● **INPUT FOR THIS TASK**:
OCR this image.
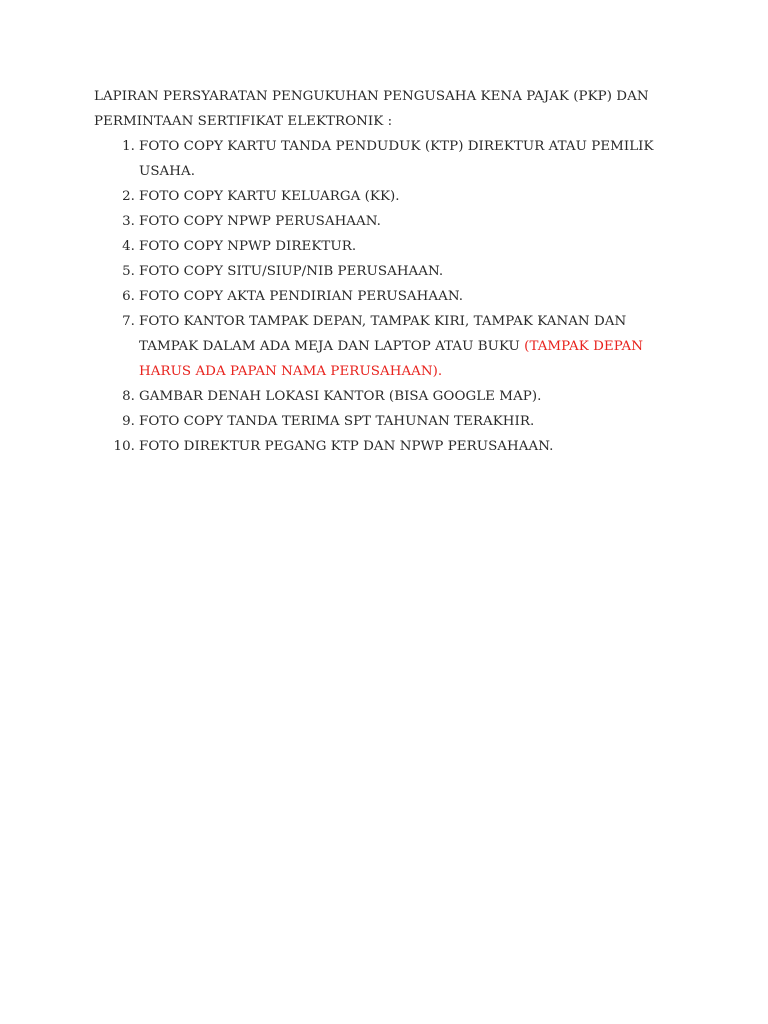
LAPIRAN PERSYARATAN PENGUKUHAN PENGUSAHA KENA PAJAK (PKP) DAN
PERMINTAAN SERTIFIKAT ELEKTRONIK :

1. FOTO COPY KARTU TANDA PENDUDUK (KTP) DIREKTUR ATAU PEMILIK
USAHA.
2. FOTO COPY KARTU KELUARGA (KK).
3. FOTO COPY NPWP PERUSAHAAN.
4. FOTO COPY NPWP DIREKTUR.
5. FOTO COPY SITU/SIUP/NIB PERUSAHAAN.
6. FOTO COPY AKTA PENDIRIAN PERUSAHAAN.
7. FOTO KANTOR TAMPAK DEPAN, TAMPAK KIRI, TAMPAK KANAN DAN
TAMPAK DALAM ADA MEJA DAN LAPTOP ATAU BUKU (TAMPAK DEPAN
HARUS ADA PAPAN NAMA PERUSAHAAN).
8. GAMBAR DENAH LOKASI KANTOR (BISA GOOGLE MAP).
9. FOTO COPY TANDA TERIMA SPT TAHUNAN TERAKHIR.
10. FOTO DIREKTUR PEGANG KTP DAN NPWP PERUSAHAAN.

● **THE TASK**:
Point out every line holding the string "TANDA" and copy it.

● **OUTPUT FOR THIS TASK**:
1. FOTO COPY KARTU TANDA PENDUDUK (KTP) DIREKTUR ATAU PEMILIK
9. FOTO COPY TANDA TERIMA SPT TAHUNAN TERAKHIR.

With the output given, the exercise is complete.